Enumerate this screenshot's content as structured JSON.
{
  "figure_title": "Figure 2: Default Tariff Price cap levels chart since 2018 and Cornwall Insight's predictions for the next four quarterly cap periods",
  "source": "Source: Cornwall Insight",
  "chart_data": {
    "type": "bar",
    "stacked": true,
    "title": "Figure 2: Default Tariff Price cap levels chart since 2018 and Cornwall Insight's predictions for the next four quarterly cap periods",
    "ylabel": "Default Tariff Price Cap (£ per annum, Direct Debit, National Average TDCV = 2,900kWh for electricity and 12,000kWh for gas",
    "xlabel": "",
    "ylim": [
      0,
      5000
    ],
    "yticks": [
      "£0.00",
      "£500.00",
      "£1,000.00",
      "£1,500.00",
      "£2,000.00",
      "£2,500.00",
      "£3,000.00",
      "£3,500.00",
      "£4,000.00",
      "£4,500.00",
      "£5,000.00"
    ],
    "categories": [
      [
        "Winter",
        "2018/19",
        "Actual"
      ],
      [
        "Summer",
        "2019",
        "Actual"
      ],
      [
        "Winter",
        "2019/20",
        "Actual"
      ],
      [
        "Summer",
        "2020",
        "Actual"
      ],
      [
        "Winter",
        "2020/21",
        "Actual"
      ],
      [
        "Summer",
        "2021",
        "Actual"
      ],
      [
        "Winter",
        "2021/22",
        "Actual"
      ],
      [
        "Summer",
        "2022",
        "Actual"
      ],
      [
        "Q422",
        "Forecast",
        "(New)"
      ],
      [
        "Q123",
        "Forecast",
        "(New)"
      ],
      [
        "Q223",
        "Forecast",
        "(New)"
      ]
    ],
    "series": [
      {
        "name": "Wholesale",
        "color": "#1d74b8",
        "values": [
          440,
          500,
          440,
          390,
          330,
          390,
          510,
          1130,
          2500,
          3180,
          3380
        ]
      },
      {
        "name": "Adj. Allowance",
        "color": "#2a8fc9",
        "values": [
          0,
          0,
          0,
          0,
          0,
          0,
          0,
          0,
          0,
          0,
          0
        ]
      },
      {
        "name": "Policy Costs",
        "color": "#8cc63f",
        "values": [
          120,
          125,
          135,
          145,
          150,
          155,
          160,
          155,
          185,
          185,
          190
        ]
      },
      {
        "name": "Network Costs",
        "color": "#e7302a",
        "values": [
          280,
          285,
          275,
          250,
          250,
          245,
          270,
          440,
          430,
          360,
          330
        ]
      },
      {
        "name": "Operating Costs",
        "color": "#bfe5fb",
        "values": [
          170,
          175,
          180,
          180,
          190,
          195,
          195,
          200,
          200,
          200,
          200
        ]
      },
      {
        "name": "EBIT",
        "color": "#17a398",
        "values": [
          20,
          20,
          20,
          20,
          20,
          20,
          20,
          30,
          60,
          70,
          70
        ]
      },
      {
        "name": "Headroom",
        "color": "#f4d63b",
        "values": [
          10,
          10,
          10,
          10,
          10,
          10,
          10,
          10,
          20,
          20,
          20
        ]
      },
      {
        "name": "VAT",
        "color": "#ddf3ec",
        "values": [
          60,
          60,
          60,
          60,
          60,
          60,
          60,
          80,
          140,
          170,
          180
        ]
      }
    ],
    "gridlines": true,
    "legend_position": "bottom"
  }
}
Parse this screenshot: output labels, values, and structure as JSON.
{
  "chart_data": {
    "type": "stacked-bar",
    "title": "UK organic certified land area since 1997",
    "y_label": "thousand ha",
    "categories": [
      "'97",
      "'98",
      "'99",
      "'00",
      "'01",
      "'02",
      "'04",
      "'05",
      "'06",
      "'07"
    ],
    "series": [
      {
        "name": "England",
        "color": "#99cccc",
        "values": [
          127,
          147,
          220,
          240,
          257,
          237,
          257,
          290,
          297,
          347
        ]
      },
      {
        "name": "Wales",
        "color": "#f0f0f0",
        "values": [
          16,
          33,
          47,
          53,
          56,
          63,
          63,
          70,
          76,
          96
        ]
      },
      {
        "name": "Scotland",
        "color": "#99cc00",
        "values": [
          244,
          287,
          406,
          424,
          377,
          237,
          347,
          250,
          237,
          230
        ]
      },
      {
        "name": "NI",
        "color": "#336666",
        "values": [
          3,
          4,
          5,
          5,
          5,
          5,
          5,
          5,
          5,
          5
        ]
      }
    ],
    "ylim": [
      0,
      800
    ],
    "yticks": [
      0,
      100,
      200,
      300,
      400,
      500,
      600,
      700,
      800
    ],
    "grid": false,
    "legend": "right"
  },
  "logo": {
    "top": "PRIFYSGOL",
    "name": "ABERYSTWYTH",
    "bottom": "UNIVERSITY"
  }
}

____

## Work to complete
Take every line from the one containing "Parse this screenshot: output" to the end of the listing and output it exactly, with nothing else.

## Finished answer
Parse this screenshot: output labels, values, and structure as JSON.
{
  "chart_data": {
    "type": "stacked-bar",
    "title": "UK organic certified land area since 1997",
    "y_label": "thousand ha",
    "categories": [
      "'97",
      "'98",
      "'99",
      "'00",
      "'01",
      "'02",
      "'04",
      "'05",
      "'06",
      "'07"
    ],
    "series": [
      {
        "name": "England",
        "color": "#99cccc",
        "values": [
          127,
          147,
          220,
          240,
          257,
          237,
          257,
          290,
          297,
          347
        ]
      },
      {
        "name": "Wales",
        "color": "#f0f0f0",
        "values": [
          16,
          33,
          47,
          53,
          56,
          63,
          63,
          70,
          76,
          96
        ]
      },
      {
        "name": "Scotland",
        "color": "#99cc00",
        "values": [
          244,
          287,
          406,
          424,
          377,
          237,
          347,
          250,
          237,
          230
        ]
      },
      {
        "name": "NI",
        "color": "#336666",
        "values": [
          3,
          4,
          5,
          5,
          5,
          5,
          5,
          5,
          5,
          5
        ]
      }
    ],
    "ylim": [
      0,
      800
    ],
    "yticks": [
      0,
      100,
      200,
      300,
      400,
      500,
      600,
      700,
      800
    ],
    "grid": false,
    "legend": "right"
  },
  "logo": {
    "top": "PRIFYSGOL",
    "name": "ABERYSTWYTH",
    "bottom": "UNIVERSITY"
  }
}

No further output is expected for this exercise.